• [PROBLEM STATEMENT] Extract every line from the records below that contains the word "curve".

• [RECORD EXTRACTS]
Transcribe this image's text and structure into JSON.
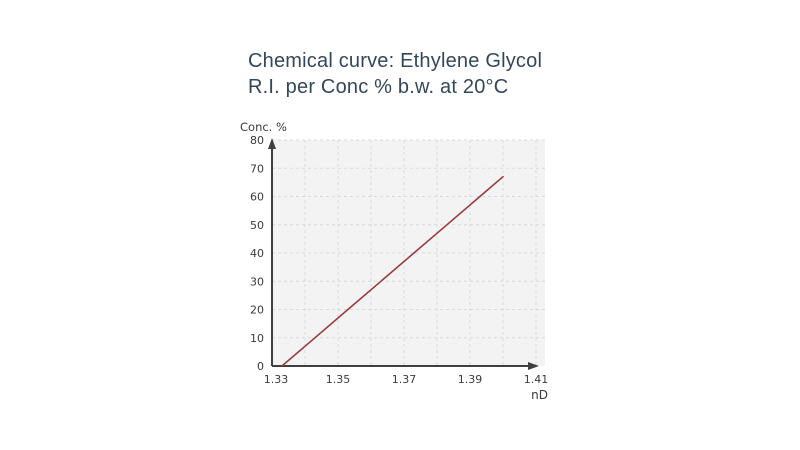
{
  "title": {
    "line1": "Chemical curve: Ethylene Glycol",
    "line2": "R.I. per Conc % b.w. at 20°C",
    "color": "#33475b"
  },
  "chart_data": {
    "type": "line",
    "title": "Chemical curve: Ethylene Glycol R.I. per Conc % b.w. at 20°C",
    "xlabel": "nD",
    "ylabel": "Conc. %",
    "xlim": [
      1.33,
      1.41
    ],
    "ylim": [
      0,
      80
    ],
    "x_ticks": [
      1.33,
      1.35,
      1.37,
      1.39,
      1.41
    ],
    "x_tick_labels": [
      "1.33",
      "1.35",
      "1.37",
      "1.39",
      "1.41"
    ],
    "y_ticks": [
      0,
      10,
      20,
      30,
      40,
      50,
      60,
      70,
      80
    ],
    "x_minor_grid_step": 0.01,
    "grid": true,
    "grid_style": "dashed",
    "legend_position": "none",
    "series": [
      {
        "name": "Ethylene Glycol R.I. per Conc % b.w. at 20°C",
        "color": "#9c3a3c",
        "points": [
          {
            "x": 1.333,
            "y": 0
          },
          {
            "x": 1.343,
            "y": 10
          },
          {
            "x": 1.353,
            "y": 20
          },
          {
            "x": 1.363,
            "y": 30
          },
          {
            "x": 1.373,
            "y": 40
          },
          {
            "x": 1.383,
            "y": 50
          },
          {
            "x": 1.393,
            "y": 60
          },
          {
            "x": 1.4,
            "y": 67
          }
        ]
      }
    ],
    "colors": {
      "plot_background": "#f3f3f3",
      "grid": "#d8dbde",
      "axis": "#3f3f3f",
      "tick_text": "#3a3a3a"
    }
  }
}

• [ANSWER]
    "line1": "Chemical curve: Ethylene Glycol",
    "title": "Chemical curve: Ethylene Glycol R.I. per Conc % b.w. at 20°C",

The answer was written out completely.